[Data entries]
────────────────────────────────────────
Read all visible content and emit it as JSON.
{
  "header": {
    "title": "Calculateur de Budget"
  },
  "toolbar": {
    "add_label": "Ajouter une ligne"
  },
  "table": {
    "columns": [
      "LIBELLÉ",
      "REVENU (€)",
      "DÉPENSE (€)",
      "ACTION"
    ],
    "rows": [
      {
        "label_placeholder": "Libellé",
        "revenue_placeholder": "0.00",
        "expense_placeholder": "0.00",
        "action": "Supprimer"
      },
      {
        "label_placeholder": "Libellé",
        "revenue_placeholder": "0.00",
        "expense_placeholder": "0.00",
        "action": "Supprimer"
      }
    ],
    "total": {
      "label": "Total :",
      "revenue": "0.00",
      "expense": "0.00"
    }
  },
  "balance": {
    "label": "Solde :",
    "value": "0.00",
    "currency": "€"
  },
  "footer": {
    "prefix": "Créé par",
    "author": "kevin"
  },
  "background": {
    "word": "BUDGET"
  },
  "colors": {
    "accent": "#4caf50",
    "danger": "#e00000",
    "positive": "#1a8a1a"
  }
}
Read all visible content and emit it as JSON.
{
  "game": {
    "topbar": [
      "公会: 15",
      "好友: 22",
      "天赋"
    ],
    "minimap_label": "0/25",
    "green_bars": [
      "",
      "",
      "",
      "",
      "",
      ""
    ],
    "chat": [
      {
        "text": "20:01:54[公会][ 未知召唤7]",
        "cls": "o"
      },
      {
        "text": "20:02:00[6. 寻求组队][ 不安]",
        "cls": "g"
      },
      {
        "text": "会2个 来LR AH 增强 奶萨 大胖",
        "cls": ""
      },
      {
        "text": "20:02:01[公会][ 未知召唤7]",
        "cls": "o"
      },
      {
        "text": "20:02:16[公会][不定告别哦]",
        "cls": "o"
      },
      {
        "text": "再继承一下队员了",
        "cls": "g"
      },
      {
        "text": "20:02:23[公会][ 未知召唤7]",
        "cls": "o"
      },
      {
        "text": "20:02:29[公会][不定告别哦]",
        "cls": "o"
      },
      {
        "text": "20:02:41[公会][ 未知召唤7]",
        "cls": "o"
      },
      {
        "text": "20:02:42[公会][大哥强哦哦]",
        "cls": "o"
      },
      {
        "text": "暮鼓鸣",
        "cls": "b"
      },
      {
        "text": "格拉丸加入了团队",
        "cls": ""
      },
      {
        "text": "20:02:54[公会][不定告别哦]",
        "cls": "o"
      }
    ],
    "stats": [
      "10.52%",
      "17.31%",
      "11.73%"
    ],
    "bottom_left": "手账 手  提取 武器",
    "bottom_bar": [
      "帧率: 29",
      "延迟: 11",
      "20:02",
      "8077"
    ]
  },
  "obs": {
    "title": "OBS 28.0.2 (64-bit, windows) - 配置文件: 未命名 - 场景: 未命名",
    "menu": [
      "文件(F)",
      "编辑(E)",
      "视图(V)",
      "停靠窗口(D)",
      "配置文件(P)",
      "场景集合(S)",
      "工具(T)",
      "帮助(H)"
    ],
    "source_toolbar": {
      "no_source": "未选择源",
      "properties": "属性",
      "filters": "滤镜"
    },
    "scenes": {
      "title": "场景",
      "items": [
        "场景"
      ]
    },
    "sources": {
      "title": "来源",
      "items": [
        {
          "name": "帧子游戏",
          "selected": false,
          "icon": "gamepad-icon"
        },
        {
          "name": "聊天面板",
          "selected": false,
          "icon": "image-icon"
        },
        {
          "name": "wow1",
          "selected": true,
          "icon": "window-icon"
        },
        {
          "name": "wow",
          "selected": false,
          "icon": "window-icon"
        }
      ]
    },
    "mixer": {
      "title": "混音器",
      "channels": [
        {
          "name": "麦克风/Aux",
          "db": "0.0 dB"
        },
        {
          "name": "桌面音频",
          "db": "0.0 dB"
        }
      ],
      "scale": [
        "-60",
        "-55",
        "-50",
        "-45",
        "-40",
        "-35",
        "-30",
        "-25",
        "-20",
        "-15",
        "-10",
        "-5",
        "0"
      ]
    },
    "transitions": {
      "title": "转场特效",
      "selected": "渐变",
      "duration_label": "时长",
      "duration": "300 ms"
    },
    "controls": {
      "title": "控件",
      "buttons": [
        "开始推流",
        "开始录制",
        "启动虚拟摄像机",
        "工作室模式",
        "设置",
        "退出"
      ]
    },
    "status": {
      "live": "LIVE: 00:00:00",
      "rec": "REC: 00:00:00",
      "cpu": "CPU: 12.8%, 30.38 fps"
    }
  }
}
────────────────────────────────────────
Set problem: Extract the full listing and reproduce each line exactly.

Exercise answer:
Read all visible content and emit it as JSON.
{
  "header": {
    "title": "Calculateur de Budget"
  },
  "toolbar": {
    "add_label": "Ajouter une ligne"
  },
  "table": {
    "columns": [
      "LIBELLÉ",
      "REVENU (€)",
      "DÉPENSE (€)",
      "ACTION"
    ],
    "rows": [
      {
        "label_placeholder": "Libellé",
        "revenue_placeholder": "0.00",
        "expense_placeholder": "0.00",
        "action": "Supprimer"
      },
      {
        "label_placeholder": "Libellé",
        "revenue_placeholder": "0.00",
        "expense_placeholder": "0.00",
        "action": "Supprimer"
      }
    ],
    "total": {
      "label": "Total :",
      "revenue": "0.00",
      "expense": "0.00"
    }
  },
  "balance": {
    "label": "Solde :",
    "value": "0.00",
    "currency": "€"
  },
  "footer": {
    "prefix": "Créé par",
    "author": "kevin"
  },
  "background": {
    "word": "BUDGET"
  },
  "colors": {
    "accent": "#4caf50",
    "danger": "#e00000",
    "positive": "#1a8a1a"
  }
}
Read all visible content and emit it as JSON.
{
  "game": {
    "topbar": [
      "公会: 15",
      "好友: 22",
      "天赋"
    ],
    "minimap_label": "0/25",
    "green_bars": [
      "",
      "",
      "",
      "",
      "",
      ""
    ],
    "chat": [
      {
        "text": "20:01:54[公会][ 未知召唤7]",
        "cls": "o"
      },
      {
        "text": "20:02:00[6. 寻求组队][ 不安]",
        "cls": "g"
      },
      {
        "text": "会2个 来LR AH 增强 奶萨 大胖",
        "cls": ""
      },
      {
        "text": "20:02:01[公会][ 未知召唤7]",
        "cls": "o"
      },
      {
        "text": "20:02:16[公会][不定告别哦]",
        "cls": "o"
      },
      {
        "text": "再继承一下队员了",
        "cls": "g"
      },
      {
        "text": "20:02:23[公会][ 未知召唤7]",
        "cls": "o"
      },
      {
        "text": "20:02:29[公会][不定告别哦]",
        "cls": "o"
      },
      {
        "text": "20:02:41[公会][ 未知召唤7]",
        "cls": "o"
      },
      {
        "text": "20:02:42[公会][大哥强哦哦]",
        "cls": "o"
      },
      {
        "text": "暮鼓鸣",
        "cls": "b"
      },
      {
        "text": "格拉丸加入了团队",
        "cls": ""
      },
      {
        "text": "20:02:54[公会][不定告别哦]",
        "cls": "o"
      }
    ],
    "stats": [
      "10.52%",
      "17.31%",
      "11.73%"
    ],
    "bottom_left": "手账 手  提取 武器",
    "bottom_bar": [
      "帧率: 29",
      "延迟: 11",
      "20:02",
      "8077"
    ]
  },
  "obs": {
    "title": "OBS 28.0.2 (64-bit, windows) - 配置文件: 未命名 - 场景: 未命名",
    "menu": [
      "文件(F)",
      "编辑(E)",
      "视图(V)",
      "停靠窗口(D)",
      "配置文件(P)",
      "场景集合(S)",
      "工具(T)",
      "帮助(H)"
    ],
    "source_toolbar": {
      "no_source": "未选择源",
      "properties": "属性",
      "filters": "滤镜"
    },
    "scenes": {
      "title": "场景",
      "items": [
        "场景"
      ]
    },
    "sources": {
      "title": "来源",
      "items": [
        {
          "name": "帧子游戏",
          "selected": false,
          "icon": "gamepad-icon"
        },
        {
          "name": "聊天面板",
          "selected": false,
          "icon": "image-icon"
        },
        {
          "name": "wow1",
          "selected": true,
          "icon": "window-icon"
        },
        {
          "name": "wow",
          "selected": false,
          "icon": "window-icon"
        }
      ]
    },
    "mixer": {
      "title": "混音器",
      "channels": [
        {
          "name": "麦克风/Aux",
          "db": "0.0 dB"
        },
        {
          "name": "桌面音频",
          "db": "0.0 dB"
        }
      ],
      "scale": [
        "-60",
        "-55",
        "-50",
        "-45",
        "-40",
        "-35",
        "-30",
        "-25",
        "-20",
        "-15",
        "-10",
        "-5",
        "0"
      ]
    },
    "transitions": {
      "title": "转场特效",
      "selected": "渐变",
      "duration_label": "时长",
      "duration": "300 ms"
    },
    "controls": {
      "title": "控件",
      "buttons": [
        "开始推流",
        "开始录制",
        "启动虚拟摄像机",
        "工作室模式",
        "设置",
        "退出"
      ]
    },
    "status": {
      "live": "LIVE: 00:00:00",
      "rec": "REC: 00:00:00",
      "cpu": "CPU: 12.8%, 30.38 fps"
    }
  }
}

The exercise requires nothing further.